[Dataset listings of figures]
******************************

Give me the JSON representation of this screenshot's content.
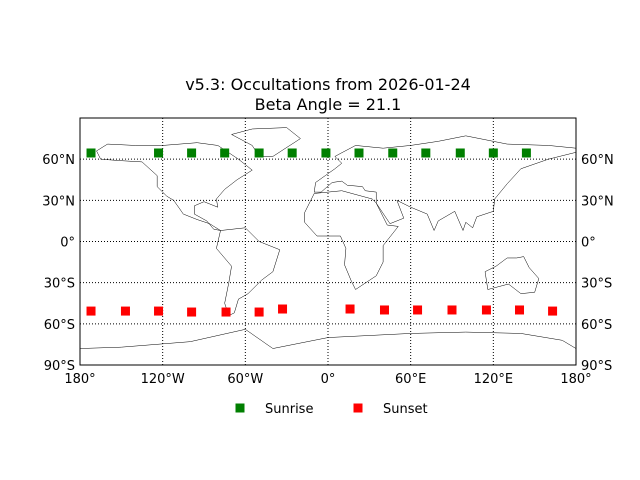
{
  "title_line1": "v5.3: Occultations from 2026-01-24",
  "title_line2": "Beta Angle = 21.1",
  "chart_data": {
    "type": "scatter",
    "projection": "equirectangular",
    "xlim": [
      -180,
      180
    ],
    "ylim": [
      -90,
      90
    ],
    "grid": true,
    "legend_position": "bottom-center",
    "x_ticks": [
      {
        "value": -180,
        "label": "180°"
      },
      {
        "value": -120,
        "label": "120°W"
      },
      {
        "value": -60,
        "label": "60°W"
      },
      {
        "value": 0,
        "label": "0°"
      },
      {
        "value": 60,
        "label": "60°E"
      },
      {
        "value": 120,
        "label": "120°E"
      },
      {
        "value": 180,
        "label": "180°"
      }
    ],
    "y_ticks": [
      {
        "value": 60,
        "label": "60°N"
      },
      {
        "value": 30,
        "label": "30°N"
      },
      {
        "value": 0,
        "label": "0°"
      },
      {
        "value": -30,
        "label": "30°S"
      },
      {
        "value": -60,
        "label": "60°S"
      },
      {
        "value": -90,
        "label": "90°S"
      }
    ],
    "series": [
      {
        "name": "Sunrise",
        "color": "#007f00",
        "marker": "square",
        "points": [
          [
            -172,
            64.5
          ],
          [
            -123,
            64.5
          ],
          [
            -99,
            64.5
          ],
          [
            -75,
            64.5
          ],
          [
            -50,
            64.5
          ],
          [
            -26,
            64.5
          ],
          [
            -1.5,
            64.5
          ],
          [
            22.5,
            64.5
          ],
          [
            47,
            64.5
          ],
          [
            71,
            64.5
          ],
          [
            96,
            64.5
          ],
          [
            120,
            64.5
          ],
          [
            144,
            64.5
          ]
        ]
      },
      {
        "name": "Sunset",
        "color": "#ff0000",
        "marker": "square",
        "points": [
          [
            -172,
            -50.7
          ],
          [
            -147,
            -50.7
          ],
          [
            -123,
            -50.7
          ],
          [
            -99,
            -51.4
          ],
          [
            -74,
            -51.4
          ],
          [
            -50,
            -51.4
          ],
          [
            -33,
            -49.2
          ],
          [
            16,
            -49.2
          ],
          [
            41,
            -49.9
          ],
          [
            65,
            -49.9
          ],
          [
            90,
            -49.9
          ],
          [
            115,
            -49.9
          ],
          [
            139,
            -49.9
          ],
          [
            163,
            -50.7
          ]
        ]
      }
    ]
  }
}
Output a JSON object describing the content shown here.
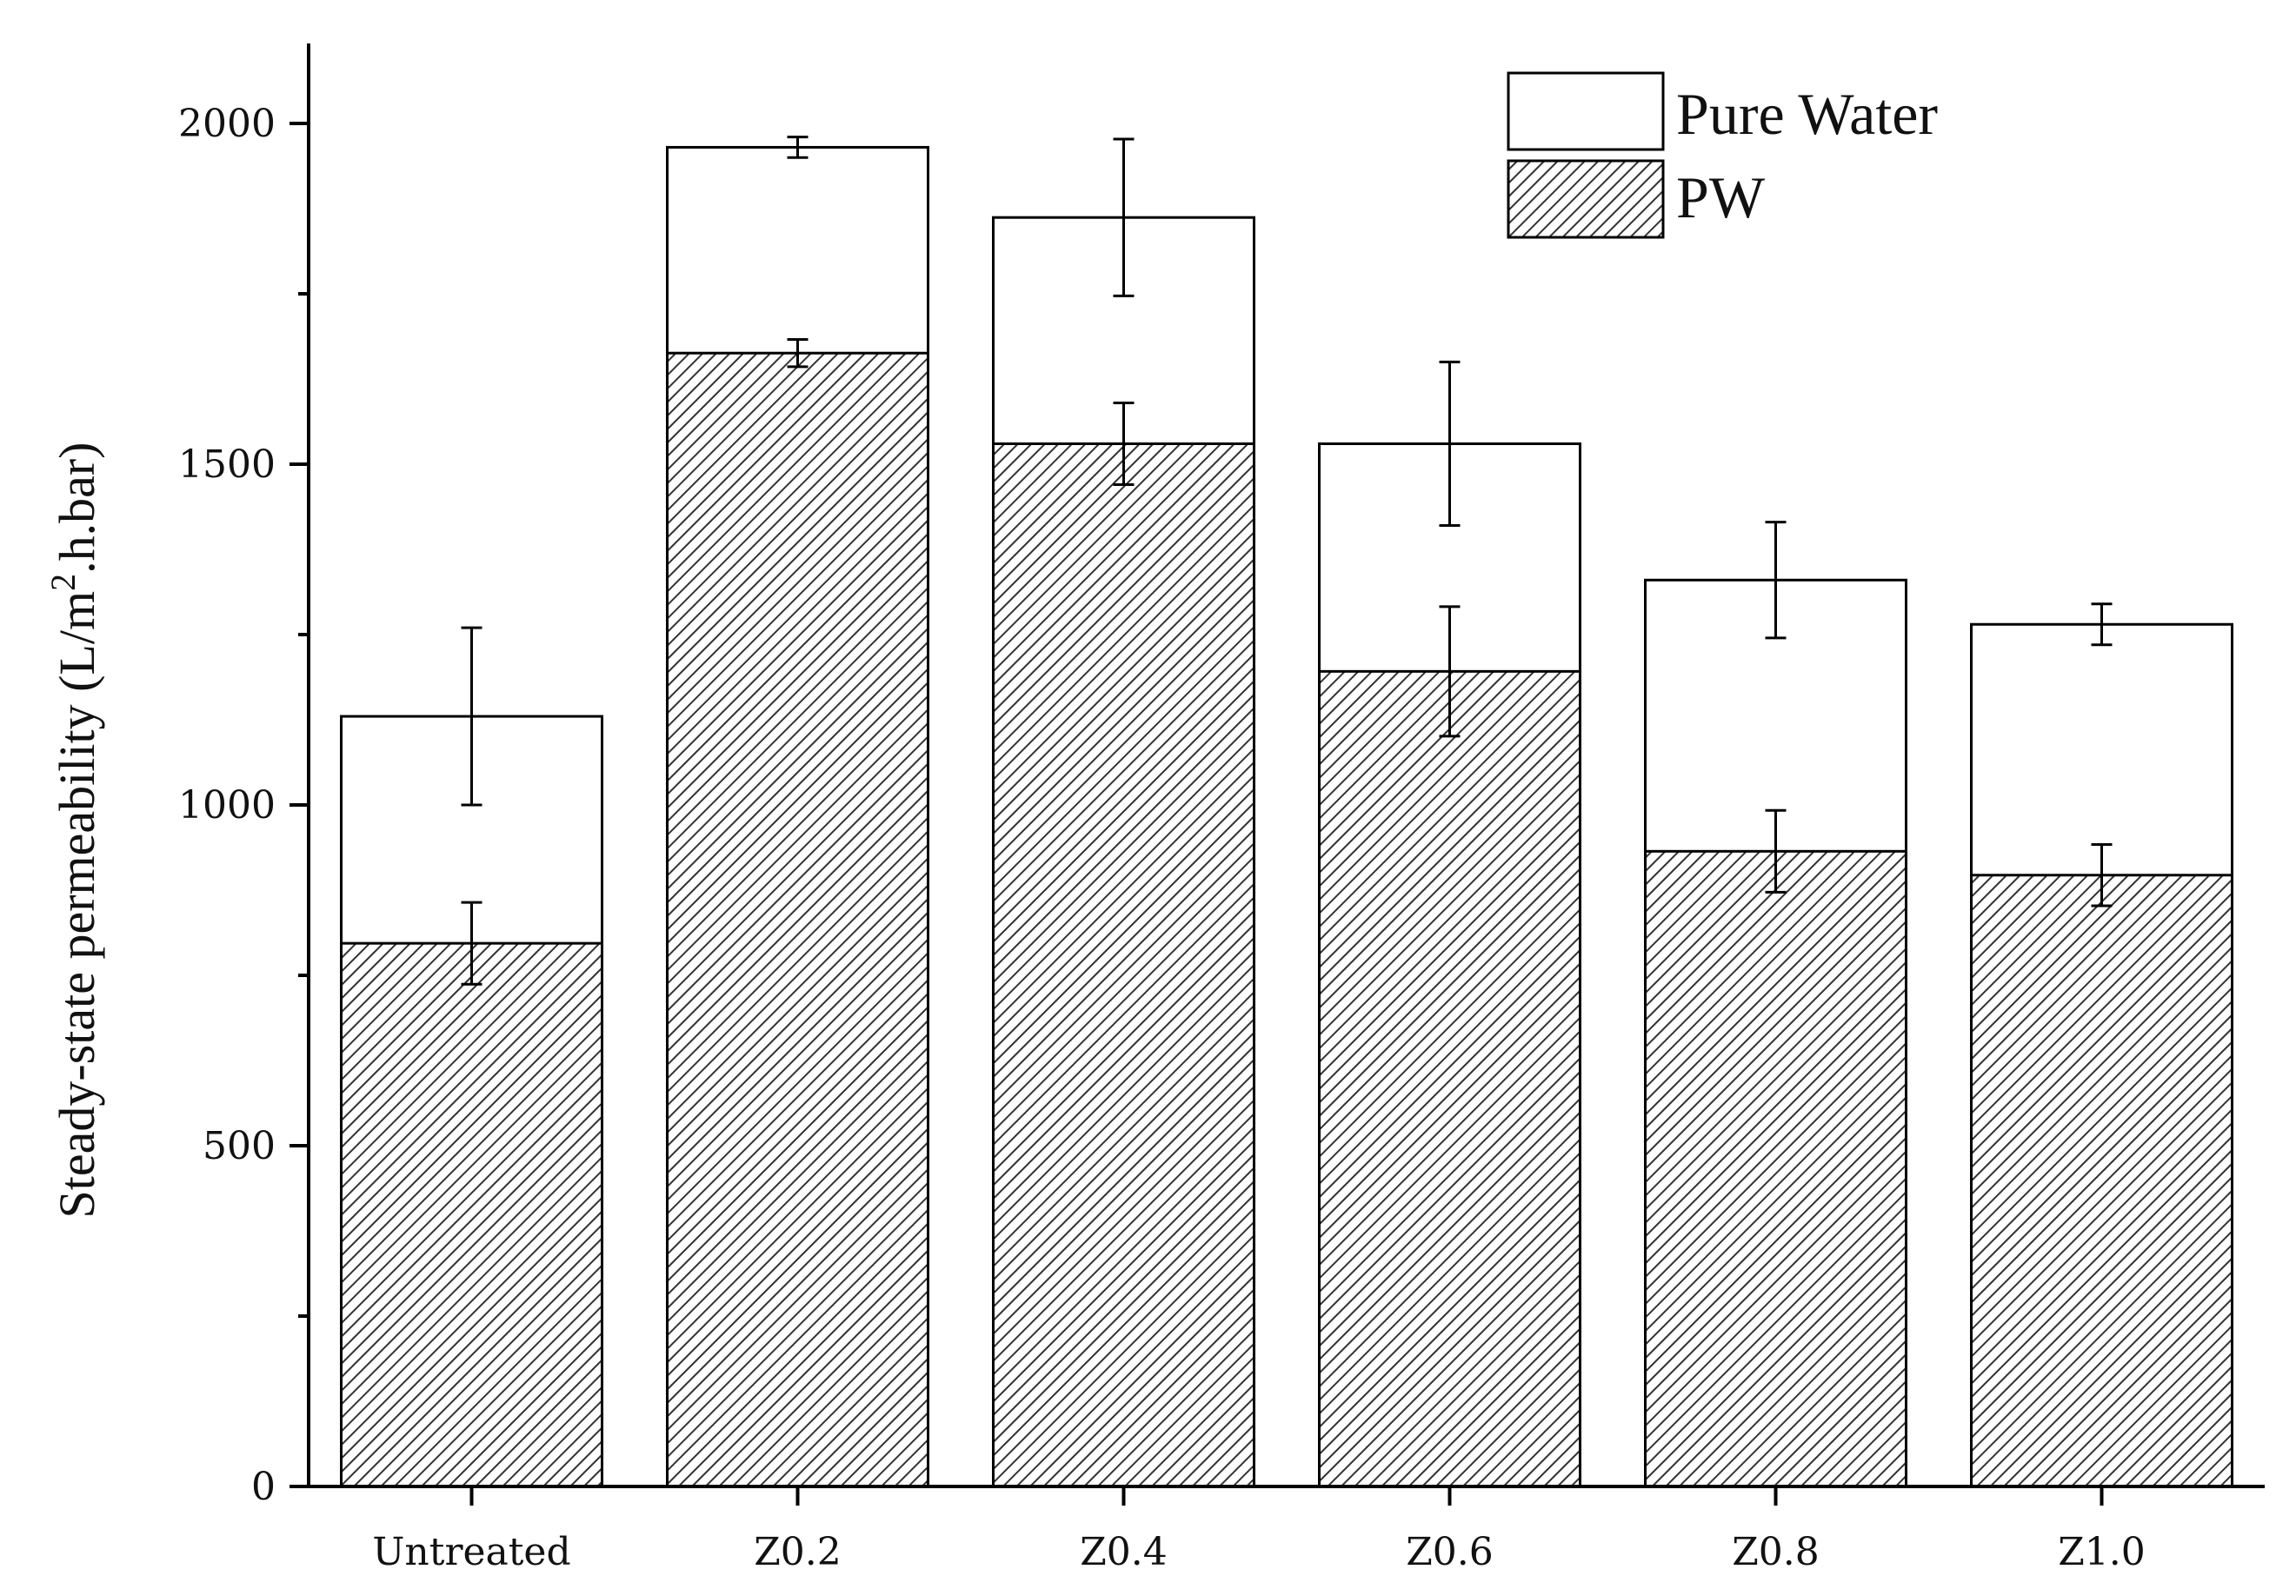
{
  "chart_data": {
    "type": "bar",
    "stacking": "overlay",
    "title": "",
    "xlabel": "",
    "ylabel": "Steady-state permeability (L/m2.h.bar)",
    "ylabel_parts": {
      "prefix": "Steady-state permeability (L/m",
      "sup": "2",
      "suffix": ".h.bar)"
    },
    "ylim": [
      0,
      2130
    ],
    "yticks": [
      0,
      500,
      1000,
      1500,
      2000
    ],
    "categories": [
      "Untreated",
      "Z0.2",
      "Z0.4",
      "Z0.6",
      "Z0.8",
      "Z1.0"
    ],
    "series": [
      {
        "name": "Pure Water",
        "fill": "white",
        "values": [
          1130,
          1965,
          1862,
          1530,
          1330,
          1265
        ],
        "errors": [
          130,
          15,
          115,
          120,
          85,
          30
        ]
      },
      {
        "name": "PW",
        "fill": "hatch",
        "values": [
          797,
          1663,
          1530,
          1196,
          932,
          897
        ],
        "errors": [
          60,
          20,
          60,
          95,
          60,
          45
        ]
      }
    ],
    "legend": {
      "position": "top-right",
      "entries": [
        {
          "label": "Pure Water",
          "fill": "white"
        },
        {
          "label": "PW",
          "fill": "hatch"
        }
      ]
    },
    "colors": {
      "stroke": "#000000",
      "hatch": "#333333",
      "background": "#ffffff"
    }
  }
}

******************************

GOAL OF THE EXERCISE: Copy the whole of the material above exactly, but not its images.

EXERCISE RESULT:
Give me the JSON representation of this screenshot's content.
{
  "title_line1": "v5.3: Occultations from 2026-01-24",
  "title_line2": "Beta Angle = 21.1",
  "chart_data": {
    "type": "scatter",
    "projection": "equirectangular",
    "xlim": [
      -180,
      180
    ],
    "ylim": [
      -90,
      90
    ],
    "grid": true,
    "legend_position": "bottom-center",
    "x_ticks": [
      {
        "value": -180,
        "label": "180°"
      },
      {
        "value": -120,
        "label": "120°W"
      },
      {
        "value": -60,
        "label": "60°W"
      },
      {
        "value": 0,
        "label": "0°"
      },
      {
        "value": 60,
        "label": "60°E"
      },
      {
        "value": 120,
        "label": "120°E"
      },
      {
        "value": 180,
        "label": "180°"
      }
    ],
    "y_ticks": [
      {
        "value": 60,
        "label": "60°N"
      },
      {
        "value": 30,
        "label": "30°N"
      },
      {
        "value": 0,
        "label": "0°"
      },
      {
        "value": -30,
        "label": "30°S"
      },
      {
        "value": -60,
        "label": "60°S"
      },
      {
        "value": -90,
        "label": "90°S"
      }
    ],
    "series": [
      {
        "name": "Sunrise",
        "color": "#007f00",
        "marker": "square",
        "points": [
          [
            -172,
            64.5
          ],
          [
            -123,
            64.5
          ],
          [
            -99,
            64.5
          ],
          [
            -75,
            64.5
          ],
          [
            -50,
            64.5
          ],
          [
            -26,
            64.5
          ],
          [
            -1.5,
            64.5
          ],
          [
            22.5,
            64.5
          ],
          [
            47,
            64.5
          ],
          [
            71,
            64.5
          ],
          [
            96,
            64.5
          ],
          [
            120,
            64.5
          ],
          [
            144,
            64.5
          ]
        ]
      },
      {
        "name": "Sunset",
        "color": "#ff0000",
        "marker": "square",
        "points": [
          [
            -172,
            -50.7
          ],
          [
            -147,
            -50.7
          ],
          [
            -123,
            -50.7
          ],
          [
            -99,
            -51.4
          ],
          [
            -74,
            -51.4
          ],
          [
            -50,
            -51.4
          ],
          [
            -33,
            -49.2
          ],
          [
            16,
            -49.2
          ],
          [
            41,
            -49.9
          ],
          [
            65,
            -49.9
          ],
          [
            90,
            -49.9
          ],
          [
            115,
            -49.9
          ],
          [
            139,
            -49.9
          ],
          [
            163,
            -50.7
          ]
        ]
      }
    ]
  }
}
Output a JSON object describing the content shown here.
{
  "chart_data": {
    "type": "bar",
    "stacking": "overlay",
    "title": "",
    "xlabel": "",
    "ylabel": "Steady-state permeability (L/m2.h.bar)",
    "ylabel_parts": {
      "prefix": "Steady-state permeability (L/m",
      "sup": "2",
      "suffix": ".h.bar)"
    },
    "ylim": [
      0,
      2130
    ],
    "yticks": [
      0,
      500,
      1000,
      1500,
      2000
    ],
    "categories": [
      "Untreated",
      "Z0.2",
      "Z0.4",
      "Z0.6",
      "Z0.8",
      "Z1.0"
    ],
    "series": [
      {
        "name": "Pure Water",
        "fill": "white",
        "values": [
          1130,
          1965,
          1862,
          1530,
          1330,
          1265
        ],
        "errors": [
          130,
          15,
          115,
          120,
          85,
          30
        ]
      },
      {
        "name": "PW",
        "fill": "hatch",
        "values": [
          797,
          1663,
          1530,
          1196,
          932,
          897
        ],
        "errors": [
          60,
          20,
          60,
          95,
          60,
          45
        ]
      }
    ],
    "legend": {
      "position": "top-right",
      "entries": [
        {
          "label": "Pure Water",
          "fill": "white"
        },
        {
          "label": "PW",
          "fill": "hatch"
        }
      ]
    },
    "colors": {
      "stroke": "#000000",
      "hatch": "#333333",
      "background": "#ffffff"
    }
  }
}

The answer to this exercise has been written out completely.